----- Supplied material -----

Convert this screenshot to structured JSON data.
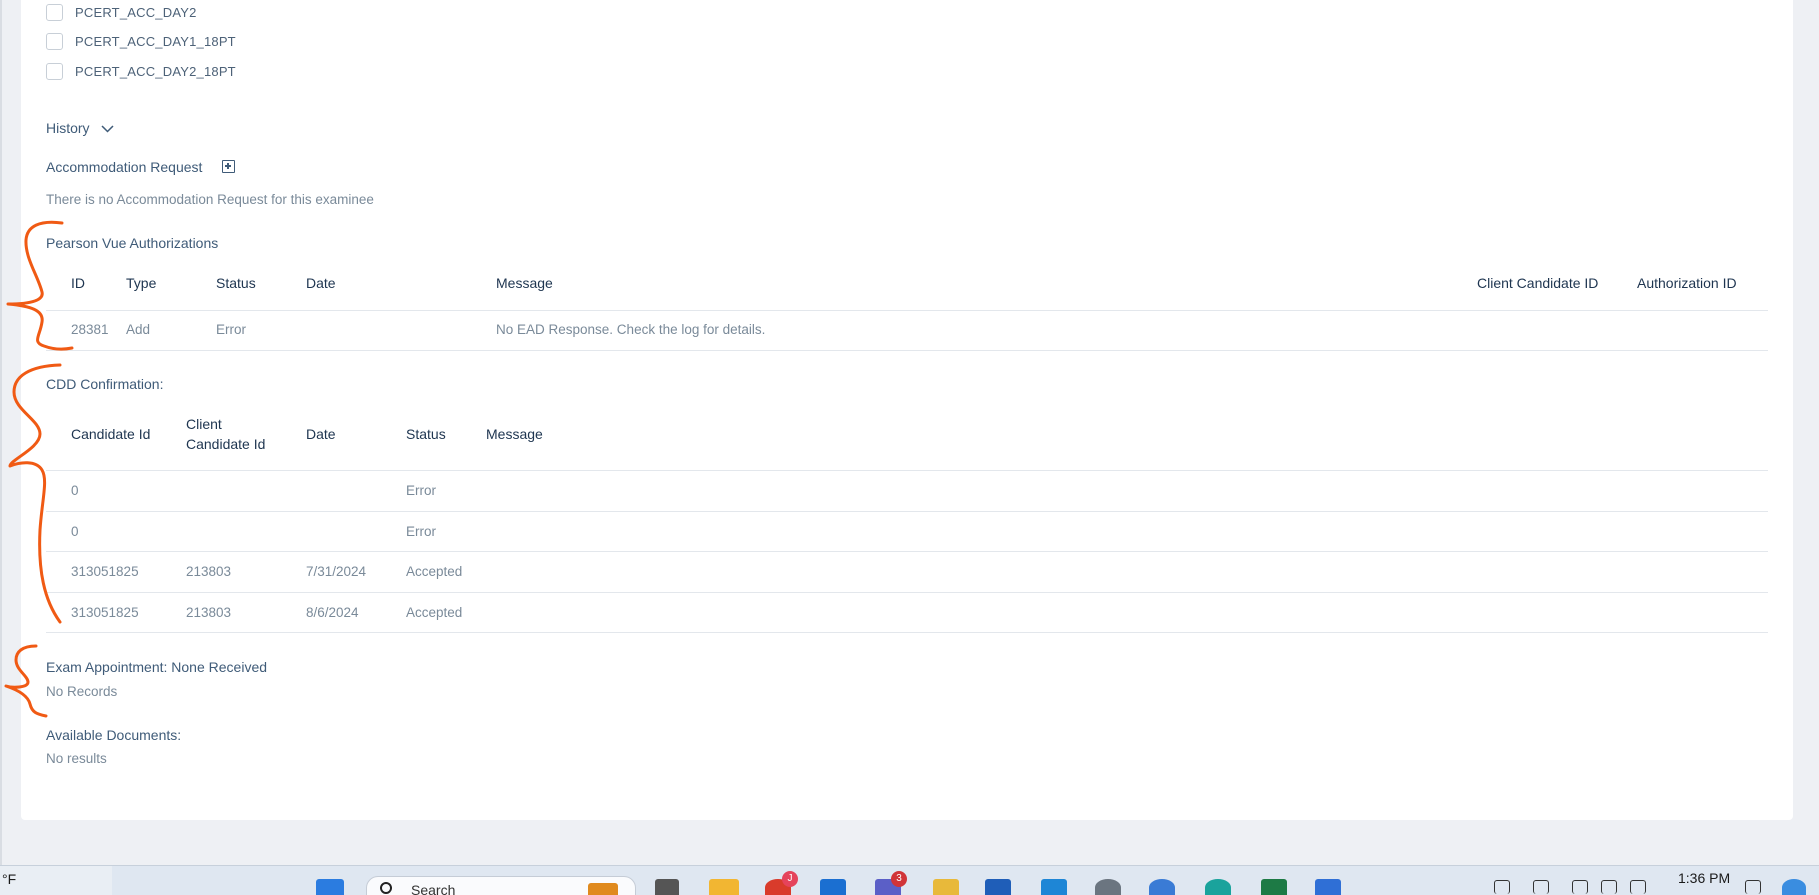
{
  "checkboxes": [
    {
      "label": "PCERT_ACC_DAY2",
      "checked": false
    },
    {
      "label": "PCERT_ACC_DAY1_18PT",
      "checked": false
    },
    {
      "label": "PCERT_ACC_DAY2_18PT",
      "checked": false
    }
  ],
  "history": {
    "label": "History"
  },
  "accommodation": {
    "title": "Accommodation Request",
    "empty_text": "There is no Accommodation Request for this examinee"
  },
  "pearson": {
    "title": "Pearson Vue Authorizations",
    "headers": [
      "ID",
      "Type",
      "Status",
      "Date",
      "Message",
      "Client Candidate ID",
      "Authorization ID"
    ],
    "rows": [
      {
        "id": "28381",
        "type": "Add",
        "status": "Error",
        "date": "",
        "message": "No EAD Response. Check the log for details.",
        "client_candidate_id": "",
        "authorization_id": ""
      }
    ]
  },
  "cdd": {
    "title": "CDD Confirmation:",
    "headers": {
      "candidate_id": "Candidate Id",
      "client_candidate_id_line1": "Client",
      "client_candidate_id_line2": "Candidate Id",
      "date": "Date",
      "status": "Status",
      "message": "Message"
    },
    "rows": [
      {
        "candidate_id": "0",
        "client_candidate_id": "",
        "date": "",
        "status": "Error",
        "message": ""
      },
      {
        "candidate_id": "0",
        "client_candidate_id": "",
        "date": "",
        "status": "Error",
        "message": ""
      },
      {
        "candidate_id": "313051825",
        "client_candidate_id": "213803",
        "date": "7/31/2024",
        "status": "Accepted",
        "message": ""
      },
      {
        "candidate_id": "313051825",
        "client_candidate_id": "213803",
        "date": "8/6/2024",
        "status": "Accepted",
        "message": ""
      }
    ]
  },
  "exam_appointment": {
    "title": "Exam Appointment: None Received",
    "empty_text": "No Records"
  },
  "documents": {
    "title": "Available Documents:",
    "empty_text": "No results"
  },
  "taskbar": {
    "weather_fragment": "°F",
    "search_placeholder": "Search",
    "time": "1:36 PM",
    "badges": {
      "chrome": "J",
      "teams": "3"
    }
  },
  "colors": {
    "annotation": "#f05a14",
    "heading": "#3f5b78",
    "table_header": "#1e3550",
    "muted": "#7a8a99"
  }
}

-----

• Work to be completed: Leave out the pictures and transcribe the entries above exactly.

• Exercise output:
Convert this screenshot to structured JSON data.
{
  "checkboxes": [
    {
      "label": "PCERT_ACC_DAY2",
      "checked": false
    },
    {
      "label": "PCERT_ACC_DAY1_18PT",
      "checked": false
    },
    {
      "label": "PCERT_ACC_DAY2_18PT",
      "checked": false
    }
  ],
  "history": {
    "label": "History"
  },
  "accommodation": {
    "title": "Accommodation Request",
    "empty_text": "There is no Accommodation Request for this examinee"
  },
  "pearson": {
    "title": "Pearson Vue Authorizations",
    "headers": [
      "ID",
      "Type",
      "Status",
      "Date",
      "Message",
      "Client Candidate ID",
      "Authorization ID"
    ],
    "rows": [
      {
        "id": "28381",
        "type": "Add",
        "status": "Error",
        "date": "",
        "message": "No EAD Response. Check the log for details.",
        "client_candidate_id": "",
        "authorization_id": ""
      }
    ]
  },
  "cdd": {
    "title": "CDD Confirmation:",
    "headers": {
      "candidate_id": "Candidate Id",
      "client_candidate_id_line1": "Client",
      "client_candidate_id_line2": "Candidate Id",
      "date": "Date",
      "status": "Status",
      "message": "Message"
    },
    "rows": [
      {
        "candidate_id": "0",
        "client_candidate_id": "",
        "date": "",
        "status": "Error",
        "message": ""
      },
      {
        "candidate_id": "0",
        "client_candidate_id": "",
        "date": "",
        "status": "Error",
        "message": ""
      },
      {
        "candidate_id": "313051825",
        "client_candidate_id": "213803",
        "date": "7/31/2024",
        "status": "Accepted",
        "message": ""
      },
      {
        "candidate_id": "313051825",
        "client_candidate_id": "213803",
        "date": "8/6/2024",
        "status": "Accepted",
        "message": ""
      }
    ]
  },
  "exam_appointment": {
    "title": "Exam Appointment: None Received",
    "empty_text": "No Records"
  },
  "documents": {
    "title": "Available Documents:",
    "empty_text": "No results"
  },
  "taskbar": {
    "weather_fragment": "°F",
    "search_placeholder": "Search",
    "time": "1:36 PM",
    "badges": {
      "chrome": "J",
      "teams": "3"
    }
  },
  "colors": {
    "annotation": "#f05a14",
    "heading": "#3f5b78",
    "table_header": "#1e3550",
    "muted": "#7a8a99"
  }
}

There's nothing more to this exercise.